# START OF Given records

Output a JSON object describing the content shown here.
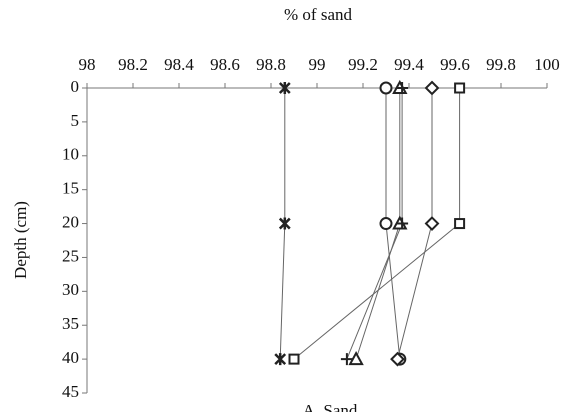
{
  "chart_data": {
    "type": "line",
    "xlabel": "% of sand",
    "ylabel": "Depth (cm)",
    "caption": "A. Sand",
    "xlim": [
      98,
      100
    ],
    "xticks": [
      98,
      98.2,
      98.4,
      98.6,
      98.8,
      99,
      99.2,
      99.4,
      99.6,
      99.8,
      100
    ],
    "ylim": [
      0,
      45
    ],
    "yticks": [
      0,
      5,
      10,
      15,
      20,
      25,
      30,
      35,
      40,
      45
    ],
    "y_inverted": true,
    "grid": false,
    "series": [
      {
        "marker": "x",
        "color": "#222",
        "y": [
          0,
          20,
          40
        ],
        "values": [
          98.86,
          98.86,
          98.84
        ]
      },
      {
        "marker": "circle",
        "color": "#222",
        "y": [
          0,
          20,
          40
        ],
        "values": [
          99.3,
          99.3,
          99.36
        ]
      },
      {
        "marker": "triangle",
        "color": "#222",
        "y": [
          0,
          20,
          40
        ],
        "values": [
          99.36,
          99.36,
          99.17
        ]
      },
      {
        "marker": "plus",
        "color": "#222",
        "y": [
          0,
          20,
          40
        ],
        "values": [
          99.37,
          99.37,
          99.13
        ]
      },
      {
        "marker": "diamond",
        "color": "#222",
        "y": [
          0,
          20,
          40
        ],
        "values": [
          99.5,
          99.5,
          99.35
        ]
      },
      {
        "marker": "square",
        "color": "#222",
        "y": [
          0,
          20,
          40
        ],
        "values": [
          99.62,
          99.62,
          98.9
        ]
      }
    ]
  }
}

# END OF Given records
# START OF Given records

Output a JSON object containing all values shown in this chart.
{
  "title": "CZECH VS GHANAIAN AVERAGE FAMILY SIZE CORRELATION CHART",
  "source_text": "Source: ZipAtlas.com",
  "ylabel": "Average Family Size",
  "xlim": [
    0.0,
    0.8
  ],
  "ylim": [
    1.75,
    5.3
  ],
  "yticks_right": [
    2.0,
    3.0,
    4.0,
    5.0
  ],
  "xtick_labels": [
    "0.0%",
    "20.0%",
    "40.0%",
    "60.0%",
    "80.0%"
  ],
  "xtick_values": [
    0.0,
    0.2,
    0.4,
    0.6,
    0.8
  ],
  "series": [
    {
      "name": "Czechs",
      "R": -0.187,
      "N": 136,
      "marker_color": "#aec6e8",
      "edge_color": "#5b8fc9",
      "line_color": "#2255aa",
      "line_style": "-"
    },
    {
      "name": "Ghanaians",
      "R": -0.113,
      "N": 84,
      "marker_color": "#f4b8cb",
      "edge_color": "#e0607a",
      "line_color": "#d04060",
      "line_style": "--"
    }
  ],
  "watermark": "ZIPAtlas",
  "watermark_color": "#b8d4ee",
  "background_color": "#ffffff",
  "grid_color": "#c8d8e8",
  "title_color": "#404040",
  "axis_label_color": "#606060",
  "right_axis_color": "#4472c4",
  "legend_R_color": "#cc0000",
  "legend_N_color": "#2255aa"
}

# END OF Given records
# START OF Given records

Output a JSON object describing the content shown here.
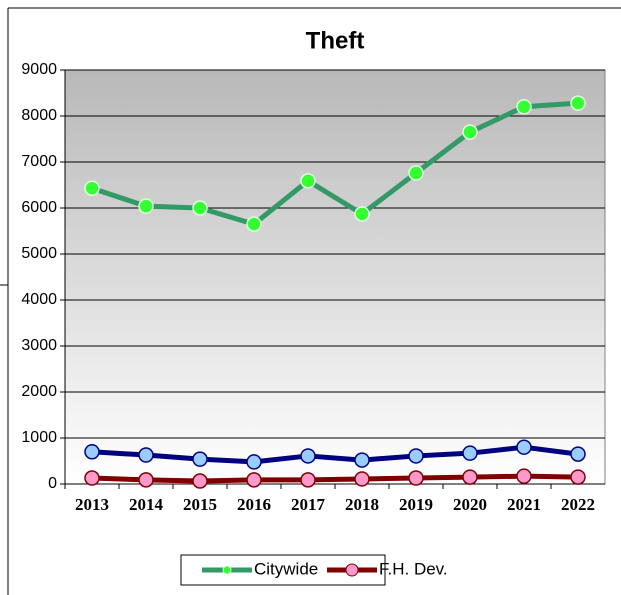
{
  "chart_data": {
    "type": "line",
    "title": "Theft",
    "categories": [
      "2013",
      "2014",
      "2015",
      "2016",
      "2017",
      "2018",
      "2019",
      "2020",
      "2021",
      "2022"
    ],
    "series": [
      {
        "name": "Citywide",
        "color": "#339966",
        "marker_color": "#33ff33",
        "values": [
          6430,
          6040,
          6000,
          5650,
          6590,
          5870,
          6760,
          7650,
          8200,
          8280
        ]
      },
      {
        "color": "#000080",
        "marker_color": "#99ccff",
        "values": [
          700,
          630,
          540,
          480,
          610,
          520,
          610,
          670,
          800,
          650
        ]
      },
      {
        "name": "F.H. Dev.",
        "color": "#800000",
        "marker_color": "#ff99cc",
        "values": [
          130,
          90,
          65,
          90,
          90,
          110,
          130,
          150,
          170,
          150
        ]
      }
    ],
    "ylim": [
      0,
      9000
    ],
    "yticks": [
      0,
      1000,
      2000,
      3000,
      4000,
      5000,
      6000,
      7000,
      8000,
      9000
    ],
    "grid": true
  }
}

# END OF Given records

- _Short exercise_
Reply with nothing but a number: how many lines of the entries above contain the string "name"?

- _Response below_
4